- _Goal_
Copy the stretch of the listing below from the line containing "most 100 elements." through the line containing "x-tick-label: 60 bbox=[935, 856, 949, 871]", both included, and leave out the picture.

- _Material to process_
---*---

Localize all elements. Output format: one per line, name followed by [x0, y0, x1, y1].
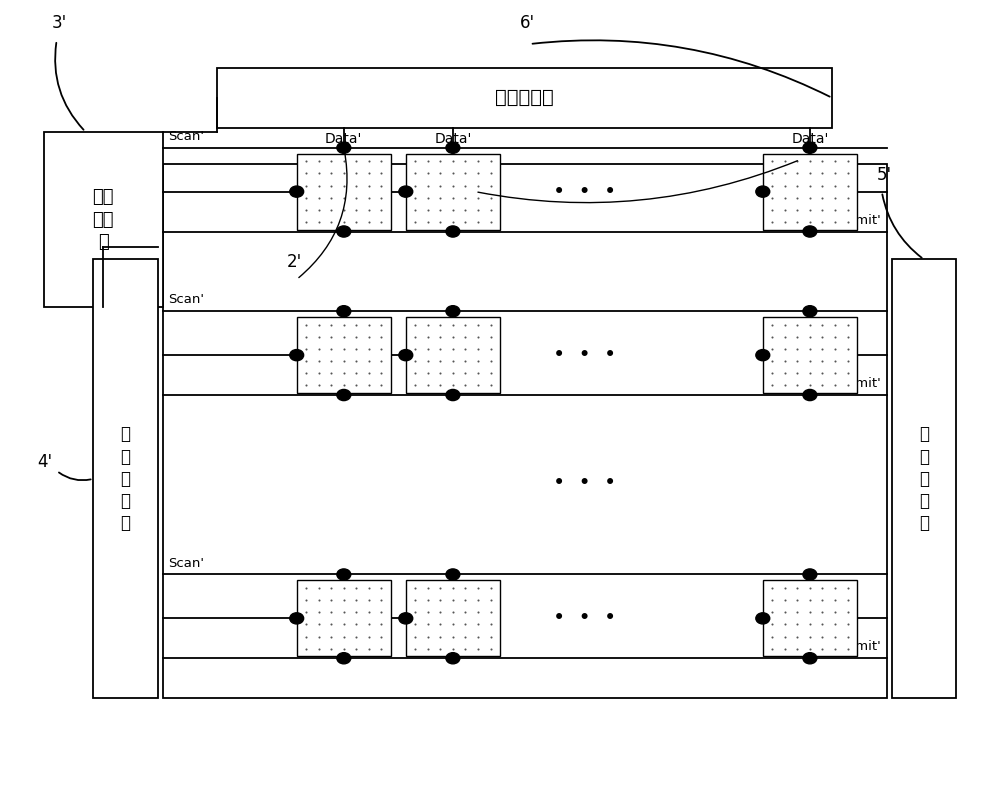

---*---

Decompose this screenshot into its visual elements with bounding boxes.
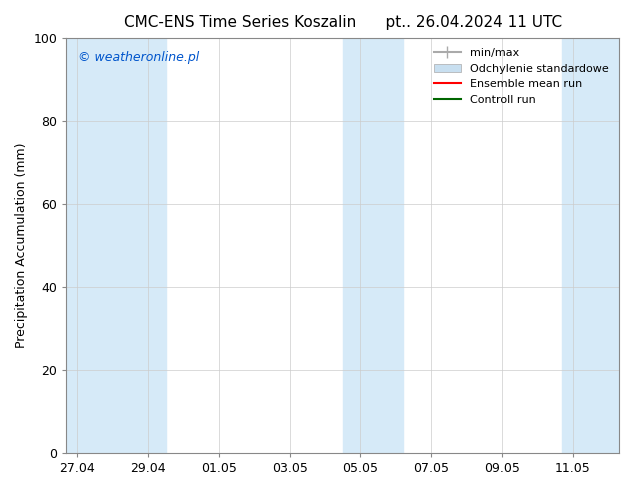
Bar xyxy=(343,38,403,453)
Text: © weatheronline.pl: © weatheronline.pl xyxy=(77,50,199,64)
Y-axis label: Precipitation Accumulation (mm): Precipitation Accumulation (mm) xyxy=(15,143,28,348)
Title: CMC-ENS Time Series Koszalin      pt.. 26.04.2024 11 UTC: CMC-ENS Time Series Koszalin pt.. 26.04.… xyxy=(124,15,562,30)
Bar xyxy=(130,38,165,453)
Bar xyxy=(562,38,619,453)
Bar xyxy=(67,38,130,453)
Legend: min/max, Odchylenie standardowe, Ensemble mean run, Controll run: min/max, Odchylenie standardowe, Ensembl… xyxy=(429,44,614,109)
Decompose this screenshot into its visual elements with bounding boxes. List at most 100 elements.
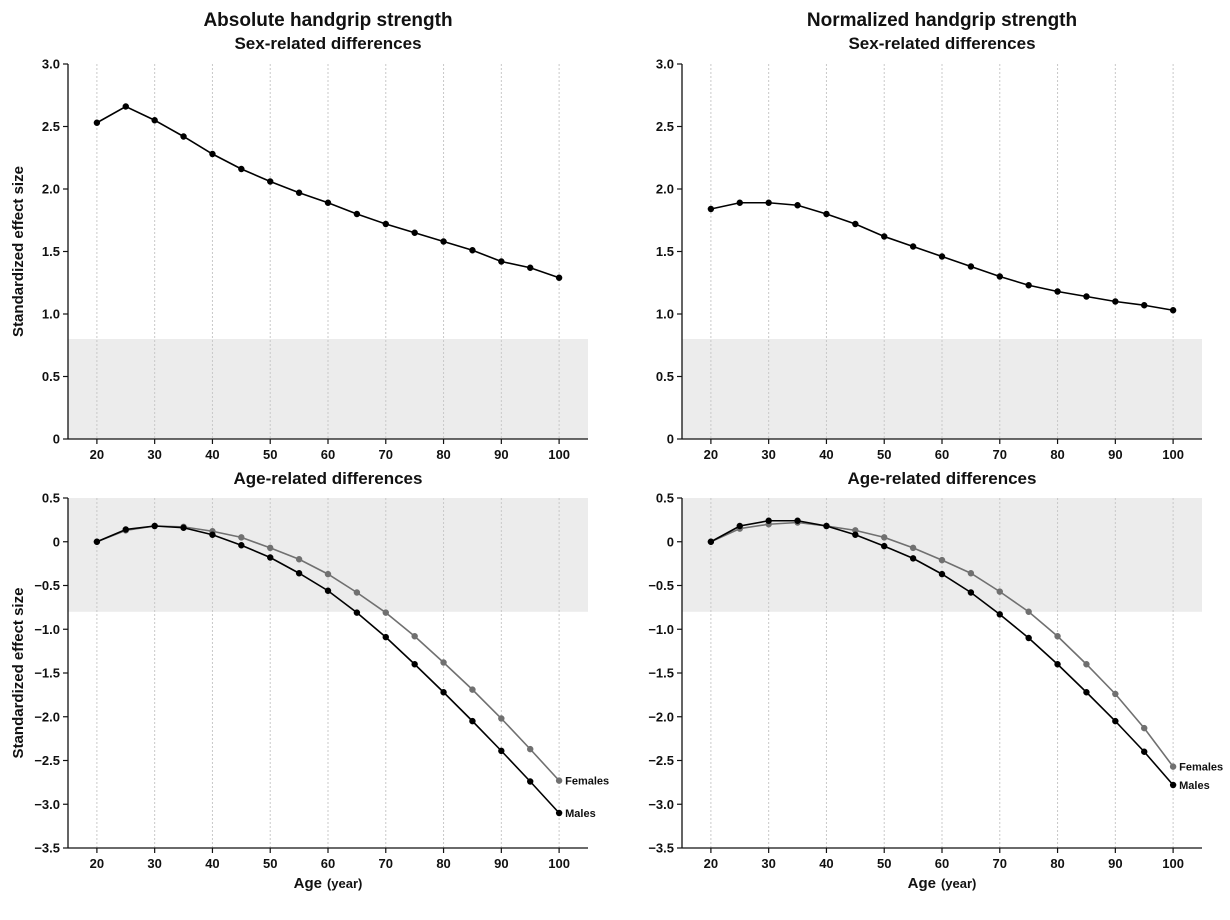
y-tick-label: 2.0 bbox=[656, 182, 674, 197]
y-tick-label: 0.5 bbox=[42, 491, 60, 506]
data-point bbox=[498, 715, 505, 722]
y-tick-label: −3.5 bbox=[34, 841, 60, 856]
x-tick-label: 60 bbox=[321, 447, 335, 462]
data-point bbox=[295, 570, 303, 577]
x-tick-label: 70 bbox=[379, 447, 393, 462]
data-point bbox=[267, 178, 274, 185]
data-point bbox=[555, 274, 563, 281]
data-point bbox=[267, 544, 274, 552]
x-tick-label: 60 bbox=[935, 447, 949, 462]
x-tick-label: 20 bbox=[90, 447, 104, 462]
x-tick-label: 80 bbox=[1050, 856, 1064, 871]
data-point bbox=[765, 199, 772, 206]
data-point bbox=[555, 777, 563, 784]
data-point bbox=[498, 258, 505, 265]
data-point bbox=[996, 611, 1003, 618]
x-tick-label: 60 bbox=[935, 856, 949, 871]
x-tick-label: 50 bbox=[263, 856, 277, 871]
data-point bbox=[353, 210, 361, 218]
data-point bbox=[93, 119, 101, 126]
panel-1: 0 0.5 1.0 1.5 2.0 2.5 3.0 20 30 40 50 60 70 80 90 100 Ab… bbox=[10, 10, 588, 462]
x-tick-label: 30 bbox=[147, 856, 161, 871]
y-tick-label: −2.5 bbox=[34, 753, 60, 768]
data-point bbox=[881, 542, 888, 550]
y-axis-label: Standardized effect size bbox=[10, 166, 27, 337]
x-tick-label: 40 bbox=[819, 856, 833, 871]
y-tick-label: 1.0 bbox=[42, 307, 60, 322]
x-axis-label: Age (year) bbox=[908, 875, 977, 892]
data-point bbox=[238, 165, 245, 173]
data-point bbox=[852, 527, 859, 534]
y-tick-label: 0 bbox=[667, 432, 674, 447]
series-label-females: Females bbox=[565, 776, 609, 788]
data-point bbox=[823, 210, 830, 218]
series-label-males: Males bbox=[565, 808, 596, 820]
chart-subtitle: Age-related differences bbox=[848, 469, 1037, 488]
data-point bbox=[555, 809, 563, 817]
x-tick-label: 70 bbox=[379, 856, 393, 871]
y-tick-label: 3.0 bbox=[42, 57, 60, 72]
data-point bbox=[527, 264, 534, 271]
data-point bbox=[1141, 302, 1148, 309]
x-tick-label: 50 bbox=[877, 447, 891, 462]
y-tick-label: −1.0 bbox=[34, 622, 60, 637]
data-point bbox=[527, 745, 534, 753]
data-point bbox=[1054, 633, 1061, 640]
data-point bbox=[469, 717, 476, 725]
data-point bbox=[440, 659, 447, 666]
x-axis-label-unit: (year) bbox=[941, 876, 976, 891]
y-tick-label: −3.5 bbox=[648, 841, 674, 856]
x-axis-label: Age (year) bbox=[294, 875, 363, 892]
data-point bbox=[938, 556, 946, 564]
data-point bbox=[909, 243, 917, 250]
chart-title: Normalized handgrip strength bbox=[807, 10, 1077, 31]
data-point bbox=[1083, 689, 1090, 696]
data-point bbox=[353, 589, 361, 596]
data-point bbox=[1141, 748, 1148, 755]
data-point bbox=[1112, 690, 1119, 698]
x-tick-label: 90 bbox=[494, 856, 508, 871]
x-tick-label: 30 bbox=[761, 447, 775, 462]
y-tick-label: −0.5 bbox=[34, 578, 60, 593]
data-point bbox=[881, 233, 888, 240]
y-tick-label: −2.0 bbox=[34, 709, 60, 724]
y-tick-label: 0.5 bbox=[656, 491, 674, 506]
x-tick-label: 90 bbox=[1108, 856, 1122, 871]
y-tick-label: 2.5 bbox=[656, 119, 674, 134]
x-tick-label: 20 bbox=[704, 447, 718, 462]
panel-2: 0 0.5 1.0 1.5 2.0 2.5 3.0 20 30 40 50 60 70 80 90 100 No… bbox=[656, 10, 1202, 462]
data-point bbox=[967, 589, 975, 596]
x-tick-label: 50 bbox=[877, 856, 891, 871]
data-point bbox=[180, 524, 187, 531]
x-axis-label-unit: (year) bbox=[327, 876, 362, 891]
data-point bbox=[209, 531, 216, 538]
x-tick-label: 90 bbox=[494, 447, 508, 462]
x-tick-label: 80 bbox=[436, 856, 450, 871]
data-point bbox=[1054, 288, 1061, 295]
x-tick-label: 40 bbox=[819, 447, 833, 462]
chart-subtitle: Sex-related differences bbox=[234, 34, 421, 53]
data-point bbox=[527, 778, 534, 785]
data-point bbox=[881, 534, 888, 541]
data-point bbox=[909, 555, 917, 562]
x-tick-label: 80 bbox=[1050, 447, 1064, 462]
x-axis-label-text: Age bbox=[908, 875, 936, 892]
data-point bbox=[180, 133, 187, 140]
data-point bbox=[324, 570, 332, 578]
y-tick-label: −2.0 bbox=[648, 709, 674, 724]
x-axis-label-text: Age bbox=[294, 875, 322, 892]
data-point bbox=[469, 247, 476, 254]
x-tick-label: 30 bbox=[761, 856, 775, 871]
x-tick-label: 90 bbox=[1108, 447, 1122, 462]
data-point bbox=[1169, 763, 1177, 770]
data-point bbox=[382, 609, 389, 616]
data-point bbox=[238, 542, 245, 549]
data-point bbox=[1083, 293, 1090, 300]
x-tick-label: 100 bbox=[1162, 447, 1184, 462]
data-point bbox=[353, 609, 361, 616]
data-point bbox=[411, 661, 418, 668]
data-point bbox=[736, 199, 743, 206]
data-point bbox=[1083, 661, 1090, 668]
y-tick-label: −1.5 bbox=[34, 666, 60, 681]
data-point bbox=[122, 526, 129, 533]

---*---

- _Task answer_
Decompose this screenshot into its visual elements with bounding boxes. List at most 100 elements.
y-tick-label: 2.0 bbox=[656, 182, 674, 197]
y-tick-label: 0.5 bbox=[42, 491, 60, 506]
data-point bbox=[498, 715, 505, 722]
y-tick-label: −3.5 bbox=[34, 841, 60, 856]
x-tick-label: 60 bbox=[321, 447, 335, 462]
data-point bbox=[295, 570, 303, 577]
x-tick-label: 70 bbox=[379, 447, 393, 462]
data-point bbox=[267, 178, 274, 185]
data-point bbox=[555, 274, 563, 281]
data-point bbox=[267, 544, 274, 552]
x-tick-label: 60 bbox=[935, 447, 949, 462]
x-tick-label: 20 bbox=[90, 447, 104, 462]
x-tick-label: 80 bbox=[1050, 856, 1064, 871]
data-point bbox=[765, 199, 772, 206]
data-point bbox=[555, 777, 563, 784]
data-point bbox=[498, 258, 505, 265]
data-point bbox=[996, 611, 1003, 618]
x-tick-label: 60 bbox=[935, 856, 949, 871]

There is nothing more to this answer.